- Records to use
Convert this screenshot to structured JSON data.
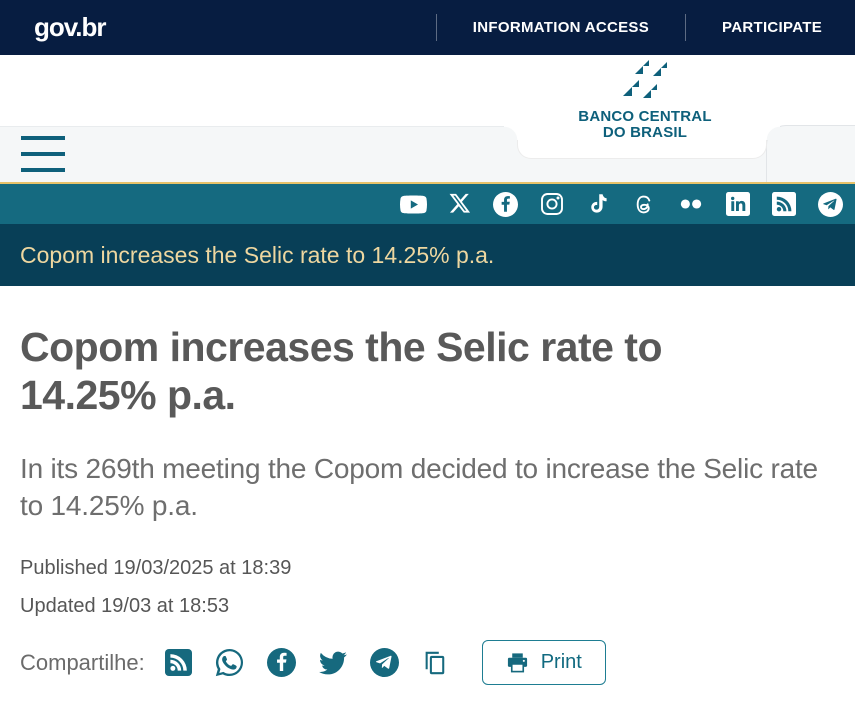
{
  "topbar": {
    "brand": "gov.br",
    "links": [
      {
        "label": "INFORMATION ACCESS"
      },
      {
        "label": "PARTICIPATE"
      }
    ]
  },
  "header": {
    "logo_line1": "BANCO CENTRAL",
    "logo_line2": "DO BRASIL"
  },
  "social_bar": {
    "icons": [
      "youtube",
      "x",
      "facebook",
      "instagram",
      "tiktok",
      "threads",
      "flickr",
      "linkedin",
      "rss",
      "telegram"
    ]
  },
  "breadcrumb": {
    "current": "Copom increases the Selic rate to 14.25% p.a."
  },
  "article": {
    "title": "Copom increases the Selic rate to 14.25% p.a.",
    "subtitle": "In its 269th meeting the Copom decided to increase the Selic rate to 14.25% p.a.",
    "published": "Published 19/03/2025 at 18:39",
    "updated": "Updated 19/03 at 18:53"
  },
  "share": {
    "label": "Compartilhe:",
    "icons": [
      "rss",
      "whatsapp",
      "facebook",
      "twitter",
      "telegram",
      "copy"
    ],
    "print_label": "Print"
  },
  "colors": {
    "gov_navy": "#071d41",
    "social_teal": "#156a80",
    "breadcrumb_teal": "#083f57",
    "brand_teal": "#0e607b",
    "share_icon_teal": "#16697e",
    "gold_accent": "#e6c26a",
    "breadcrumb_text": "#eed7a0"
  }
}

- Task
Exclude the images, then output the data above word for word.

- Written reply
Convert this screenshot to structured JSON data.
{
  "topbar": {
    "brand": "gov.br",
    "links": [
      {
        "label": "INFORMATION ACCESS"
      },
      {
        "label": "PARTICIPATE"
      }
    ]
  },
  "header": {
    "logo_line1": "BANCO CENTRAL",
    "logo_line2": "DO BRASIL"
  },
  "social_bar": {
    "icons": [
      "youtube",
      "x",
      "facebook",
      "instagram",
      "tiktok",
      "threads",
      "flickr",
      "linkedin",
      "rss",
      "telegram"
    ]
  },
  "breadcrumb": {
    "current": "Copom increases the Selic rate to 14.25% p.a."
  },
  "article": {
    "title": "Copom increases the Selic rate to 14.25% p.a.",
    "subtitle": "In its 269th meeting the Copom decided to increase the Selic rate to 14.25% p.a.",
    "published": "Published 19/03/2025 at 18:39",
    "updated": "Updated 19/03 at 18:53"
  },
  "share": {
    "label": "Compartilhe:",
    "icons": [
      "rss",
      "whatsapp",
      "facebook",
      "twitter",
      "telegram",
      "copy"
    ],
    "print_label": "Print"
  },
  "colors": {
    "gov_navy": "#071d41",
    "social_teal": "#156a80",
    "breadcrumb_teal": "#083f57",
    "brand_teal": "#0e607b",
    "share_icon_teal": "#16697e",
    "gold_accent": "#e6c26a",
    "breadcrumb_text": "#eed7a0"
  }
}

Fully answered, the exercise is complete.